**REQUIREMENTS:** In the material below, find each line holding the string "size" and copy it.

»»

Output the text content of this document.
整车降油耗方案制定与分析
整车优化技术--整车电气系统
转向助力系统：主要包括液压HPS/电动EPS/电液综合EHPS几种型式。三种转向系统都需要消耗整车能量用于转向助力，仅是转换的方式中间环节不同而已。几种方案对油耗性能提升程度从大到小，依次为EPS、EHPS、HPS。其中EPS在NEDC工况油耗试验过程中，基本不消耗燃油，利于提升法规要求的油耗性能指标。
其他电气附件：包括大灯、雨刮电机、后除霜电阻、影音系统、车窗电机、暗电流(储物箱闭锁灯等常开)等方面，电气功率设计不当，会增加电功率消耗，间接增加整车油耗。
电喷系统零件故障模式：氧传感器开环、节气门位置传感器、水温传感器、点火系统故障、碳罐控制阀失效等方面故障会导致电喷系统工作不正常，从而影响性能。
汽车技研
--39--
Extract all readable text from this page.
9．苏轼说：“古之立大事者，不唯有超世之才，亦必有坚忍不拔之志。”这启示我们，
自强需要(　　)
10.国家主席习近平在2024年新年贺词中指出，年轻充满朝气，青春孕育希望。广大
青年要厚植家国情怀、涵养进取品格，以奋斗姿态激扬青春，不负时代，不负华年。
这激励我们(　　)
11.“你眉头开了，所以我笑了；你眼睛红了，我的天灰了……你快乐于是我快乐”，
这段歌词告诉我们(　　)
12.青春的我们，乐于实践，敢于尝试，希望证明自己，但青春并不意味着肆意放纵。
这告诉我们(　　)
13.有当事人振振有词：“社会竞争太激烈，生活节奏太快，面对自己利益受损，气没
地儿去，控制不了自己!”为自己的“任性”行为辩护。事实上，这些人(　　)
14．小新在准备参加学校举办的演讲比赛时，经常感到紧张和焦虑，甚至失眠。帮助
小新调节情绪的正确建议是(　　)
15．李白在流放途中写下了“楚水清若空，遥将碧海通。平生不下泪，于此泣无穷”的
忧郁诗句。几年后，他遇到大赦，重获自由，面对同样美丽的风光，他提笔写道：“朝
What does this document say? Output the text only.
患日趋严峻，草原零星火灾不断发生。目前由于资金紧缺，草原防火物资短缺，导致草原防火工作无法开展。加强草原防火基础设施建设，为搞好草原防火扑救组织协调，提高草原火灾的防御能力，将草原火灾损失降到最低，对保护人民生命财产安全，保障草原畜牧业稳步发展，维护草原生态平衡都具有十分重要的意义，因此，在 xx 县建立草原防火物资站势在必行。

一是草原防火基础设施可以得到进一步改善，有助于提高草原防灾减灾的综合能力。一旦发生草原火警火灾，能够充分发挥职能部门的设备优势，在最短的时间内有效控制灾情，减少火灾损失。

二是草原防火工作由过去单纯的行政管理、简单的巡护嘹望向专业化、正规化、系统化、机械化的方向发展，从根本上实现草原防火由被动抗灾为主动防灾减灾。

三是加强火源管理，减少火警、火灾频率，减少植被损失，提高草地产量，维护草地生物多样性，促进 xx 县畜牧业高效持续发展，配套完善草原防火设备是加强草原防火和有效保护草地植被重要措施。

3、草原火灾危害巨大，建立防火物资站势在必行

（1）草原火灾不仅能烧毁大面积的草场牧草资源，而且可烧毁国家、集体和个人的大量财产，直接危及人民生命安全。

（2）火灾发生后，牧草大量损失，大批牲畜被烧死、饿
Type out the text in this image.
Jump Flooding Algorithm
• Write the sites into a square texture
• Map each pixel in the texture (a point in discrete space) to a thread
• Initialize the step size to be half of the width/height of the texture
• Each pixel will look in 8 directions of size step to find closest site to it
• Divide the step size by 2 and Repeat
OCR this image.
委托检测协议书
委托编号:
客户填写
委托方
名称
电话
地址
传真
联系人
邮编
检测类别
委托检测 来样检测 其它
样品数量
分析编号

««

**RESULT FOR THIS TASK:**
• Initialize the step size to be half of the width/height of the texture
• Each pixel will look in 8 directions of size step to find closest site to it
• Divide the step size by 2 and Repeat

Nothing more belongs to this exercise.